**EXERCISE BRIEF:** Gather all lines in the entries below that include the word "dengan".

**DATA TO EXAMINE:**
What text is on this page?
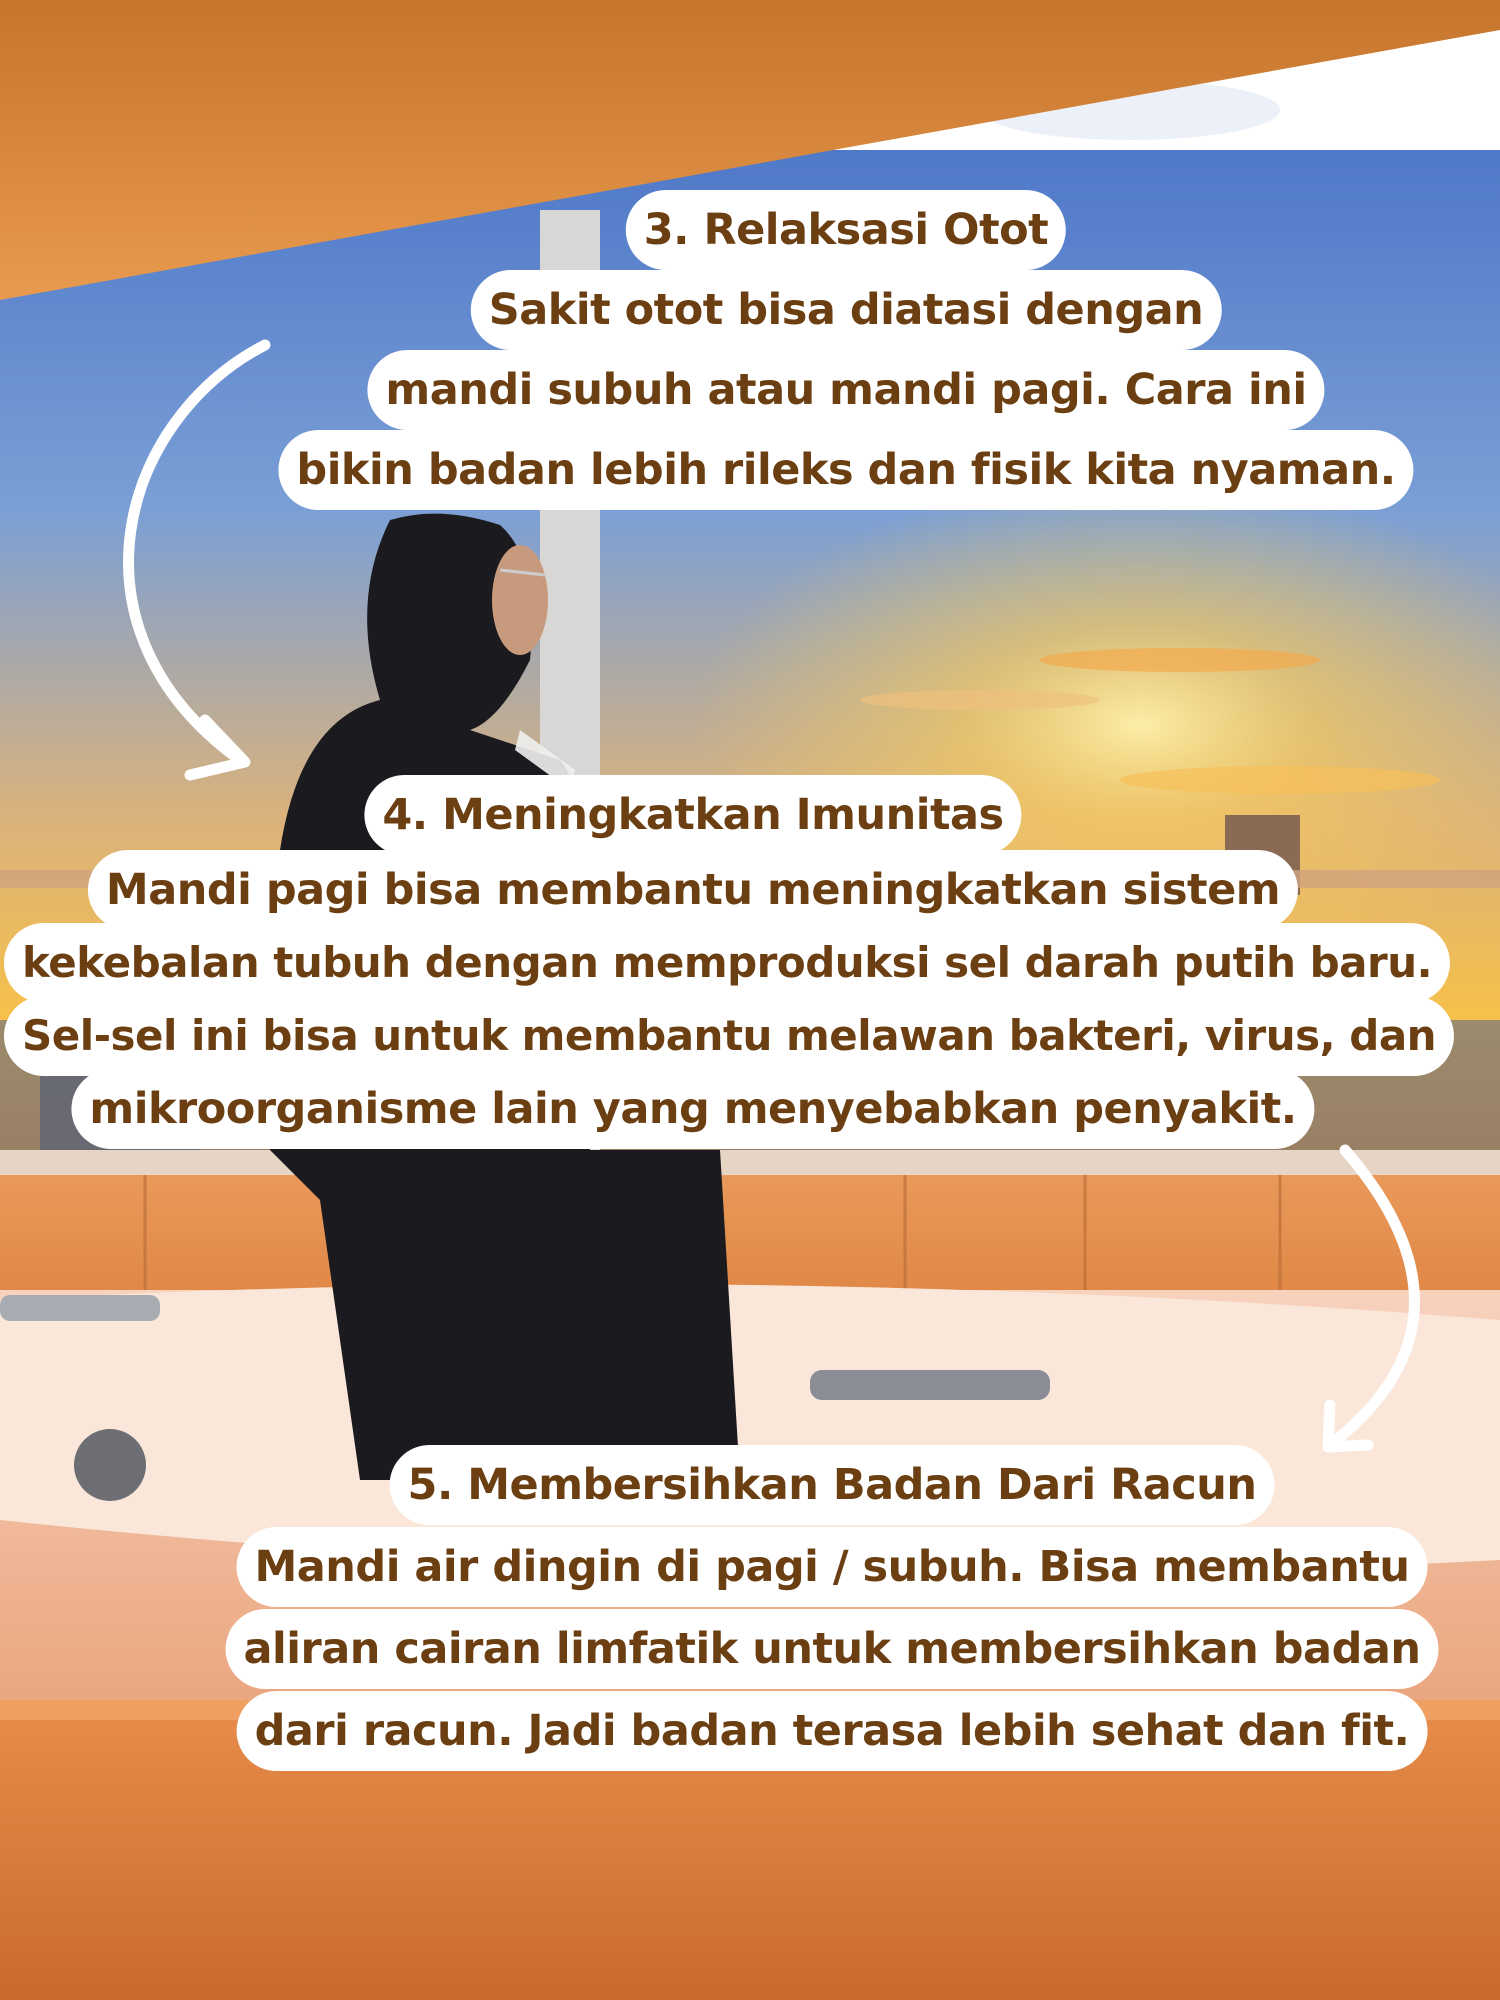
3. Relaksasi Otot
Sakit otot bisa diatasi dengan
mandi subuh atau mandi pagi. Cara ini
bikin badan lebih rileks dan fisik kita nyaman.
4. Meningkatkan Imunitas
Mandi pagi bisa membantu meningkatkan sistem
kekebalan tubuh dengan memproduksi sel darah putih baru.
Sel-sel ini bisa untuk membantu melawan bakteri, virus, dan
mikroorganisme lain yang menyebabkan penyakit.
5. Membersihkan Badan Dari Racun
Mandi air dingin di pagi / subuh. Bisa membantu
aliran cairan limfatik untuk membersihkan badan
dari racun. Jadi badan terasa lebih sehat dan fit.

---

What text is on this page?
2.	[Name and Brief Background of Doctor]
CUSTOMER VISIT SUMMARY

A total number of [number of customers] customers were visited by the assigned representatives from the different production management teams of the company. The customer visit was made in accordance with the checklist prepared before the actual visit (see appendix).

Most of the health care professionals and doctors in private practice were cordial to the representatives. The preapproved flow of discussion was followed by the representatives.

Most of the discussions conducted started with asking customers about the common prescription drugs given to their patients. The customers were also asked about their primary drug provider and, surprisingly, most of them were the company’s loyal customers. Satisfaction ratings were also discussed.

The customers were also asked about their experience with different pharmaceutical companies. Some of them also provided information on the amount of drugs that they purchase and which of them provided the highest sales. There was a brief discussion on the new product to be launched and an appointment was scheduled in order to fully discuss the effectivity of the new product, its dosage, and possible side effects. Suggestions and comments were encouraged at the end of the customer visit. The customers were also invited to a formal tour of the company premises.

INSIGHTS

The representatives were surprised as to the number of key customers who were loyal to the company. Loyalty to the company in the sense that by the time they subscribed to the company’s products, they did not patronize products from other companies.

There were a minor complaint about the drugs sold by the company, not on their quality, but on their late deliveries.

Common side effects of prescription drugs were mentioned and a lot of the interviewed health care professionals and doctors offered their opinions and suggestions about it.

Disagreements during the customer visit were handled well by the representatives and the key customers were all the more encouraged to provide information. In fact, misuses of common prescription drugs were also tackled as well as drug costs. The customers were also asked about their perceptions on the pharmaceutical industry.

**RESULT BELOW:**
Sakit otot bisa diatasi dengan
kekebalan tubuh dengan memproduksi sel darah putih baru.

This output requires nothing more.